隠れチャイコな日々

2000.07.01

私は幼少のころ「おピアノ」というものを習っていた。

・・・いや、習わされていた、というべきか。

最初のうちは楽しかったのだが、小学生になってからやたらに厳しい先生にしごかれて、嫌気が差してやめたという暗〜い過去がありますのじゃ。

当時から根性が無いのには定評があった私である。(^^;)

ピアノのレッスンというものは、誰でも最初は 「赤バイエル」「黄バイエル」というモノからはじまる。

これは単に表紙が赤と黄色だから付いた名前だが、その内容は・・・子供向けに延々とミョーに元気の良い能天気なハ長調の曲ばっかり沢山やらされる。 よくまあこんなに沢山・・・・というくらい、能天気な曲がつづく。 指の訓練だから仕方ないけどね。

さて、たしか「黄バイエル」だったと思うが、最後の方に、 ♭が二つ付いた妙にしみじみとした曲が一つ載っていたのだ。

バイエル・レベルの子供としては、フラット二つ♭♭付いている曲は 難解な方である。(ちなみにこれは変ロ長調と言います♪) 演奏の方は、左手2本指、右手1本指という超簡単なものでしたけれどね〜。

しかし!

このせつないメロディーの曲は、能天気ハ長調ばっかりやらされてウンザリしていた 少女・keroの胸にぐさあ〜っとつきささったのであった・・・・

「おおっ!!こ、この和音の醸し出す憂愁と哀しさの楽曲わっ!!」

・・・と思ったかどうかはあまり覚えてないのだが(笑)(ちなみにそれは「新しい人形」という曲だった。)

これが私keroとチャイコ(つまりチャイコフスキー)との運命的な出会い・・・だったのである。

その後根性足りずにピアノをやめた後も、もっぱら聞く方オンリーでチャイコは大好きだった。

バイエルの超簡単な曲で感じた、「いわれの無い憂愁」とでも言おうか、 メランコリックな気分がチャイコの音楽にはあふれまくっている。 私はそれが大好きで(ネクラだったのか!!!??) FMファンという隔週雑誌を買ってきて、チャイコフスキーと書いてある 茶色い文字のところを蛍光ペンで欠かさずチェックし (当時FMファンはクラシックの番組は茶色い印刷だったので) ラジカセで録音しまくって毎晩聴きながら寝た。

• 提供データ
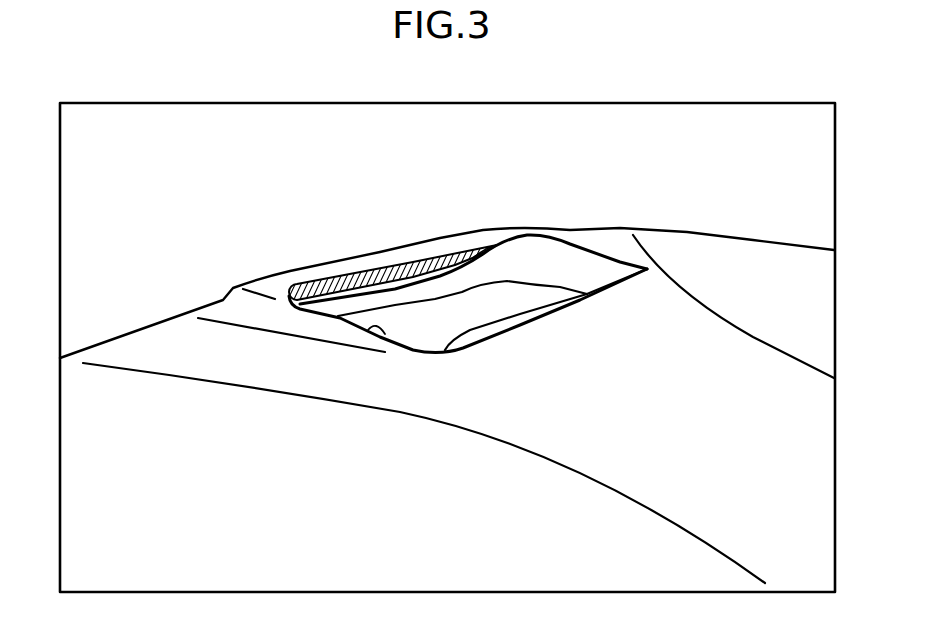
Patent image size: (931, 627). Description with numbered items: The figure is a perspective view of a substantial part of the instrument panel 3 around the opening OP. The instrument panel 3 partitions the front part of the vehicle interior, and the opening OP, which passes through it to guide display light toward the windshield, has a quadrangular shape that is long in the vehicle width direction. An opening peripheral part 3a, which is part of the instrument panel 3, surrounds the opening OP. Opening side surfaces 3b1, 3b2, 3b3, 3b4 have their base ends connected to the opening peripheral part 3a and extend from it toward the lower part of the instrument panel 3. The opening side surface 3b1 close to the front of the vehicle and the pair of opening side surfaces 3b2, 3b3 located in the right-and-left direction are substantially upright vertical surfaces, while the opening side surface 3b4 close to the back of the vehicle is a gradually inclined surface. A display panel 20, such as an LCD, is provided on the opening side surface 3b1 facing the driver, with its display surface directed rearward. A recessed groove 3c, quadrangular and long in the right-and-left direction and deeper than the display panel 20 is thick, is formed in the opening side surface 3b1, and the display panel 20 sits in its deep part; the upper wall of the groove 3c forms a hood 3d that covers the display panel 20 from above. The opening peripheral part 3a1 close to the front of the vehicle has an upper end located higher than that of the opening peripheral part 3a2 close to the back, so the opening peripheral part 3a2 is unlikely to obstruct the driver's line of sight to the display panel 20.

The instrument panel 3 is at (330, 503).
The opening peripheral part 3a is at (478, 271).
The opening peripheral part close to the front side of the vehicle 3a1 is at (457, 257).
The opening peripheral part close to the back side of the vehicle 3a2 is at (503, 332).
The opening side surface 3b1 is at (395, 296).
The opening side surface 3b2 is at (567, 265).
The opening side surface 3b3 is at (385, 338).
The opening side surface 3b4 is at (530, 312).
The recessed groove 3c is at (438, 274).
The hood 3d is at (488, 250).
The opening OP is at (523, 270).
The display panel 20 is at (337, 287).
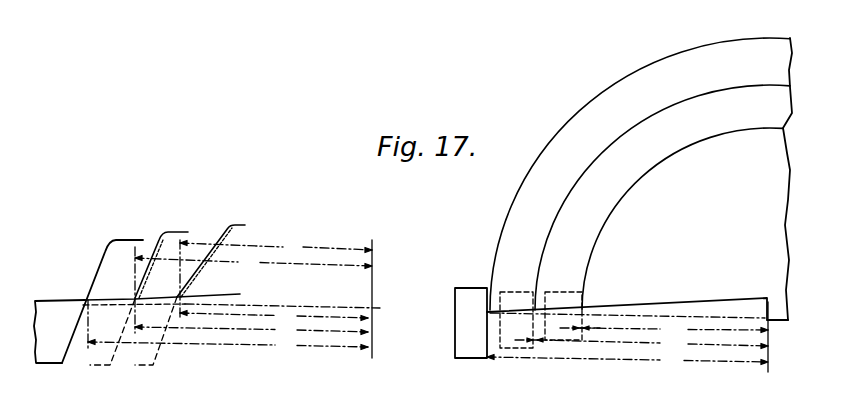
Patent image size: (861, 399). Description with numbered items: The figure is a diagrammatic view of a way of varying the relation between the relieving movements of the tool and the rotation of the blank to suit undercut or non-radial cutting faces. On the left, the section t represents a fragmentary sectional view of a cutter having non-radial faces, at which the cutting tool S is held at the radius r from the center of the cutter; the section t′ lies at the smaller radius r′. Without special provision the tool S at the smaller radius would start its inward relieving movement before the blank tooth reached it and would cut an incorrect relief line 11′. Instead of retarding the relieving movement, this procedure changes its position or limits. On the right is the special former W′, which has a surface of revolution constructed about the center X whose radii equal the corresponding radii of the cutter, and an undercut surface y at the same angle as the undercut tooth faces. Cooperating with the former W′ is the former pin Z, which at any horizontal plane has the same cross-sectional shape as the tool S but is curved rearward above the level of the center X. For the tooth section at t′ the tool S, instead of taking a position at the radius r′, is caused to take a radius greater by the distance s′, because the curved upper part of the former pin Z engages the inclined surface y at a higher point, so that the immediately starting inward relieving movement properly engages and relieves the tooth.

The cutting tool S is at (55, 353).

• やることリスト
A – 抜粋文によると、「黄バイエル」の最後の方に載っていた♭が二つ付いた曲の題名は何ですか。
B – 抜粋文の内容を二文でまとめてください。
C – 抜粋文の「最初のうちは楽しかったのだが」から「した曲が一つ載っていたのだ。」までを、一字も変えずにすべて書き写してください。
項目はここでは使いません。

• 解答一覧
A – 「新しい人形」です。

B – 筆者は幼いころピアノを習っていたが、小学生になって厳しい先生にしごかれ、嫌気が差してやめた。バイエルに載っていたせつない曲「新しい人形」がチャイコフスキーとの出会いとなり、ピアノをやめた後もFMファンでチャイコフスキーの番組をチェックしては録音し、毎晩聴きながら寝るほど好きだった。

C –
最初のうちは楽しかったのだが、小学生になってからやたらに厳しい先生にしごかれて、嫌気が差してやめたという暗〜い過去がありますのじゃ。

当時から根性が無いのには定評があった私である。(^^;)

ピアノのレッスンというものは、誰でも最初は 「赤バイエル」「黄バイエル」というモノからはじまる。

これは単に表紙が赤と黄色だから付いた名前だが、その内容は・・・子供向けに延々とミョーに元気の良い能天気なハ長調の曲ばっかり沢山やらされる。 よくまあこんなに沢山・・・・というくらい、能天気な曲がつづく。 指の訓練だから仕方ないけどね。

さて、たしか「黄バイエル」だったと思うが、最後の方に、 ♭が二つ付いた妙にしみじみとした曲が一つ載っていたのだ。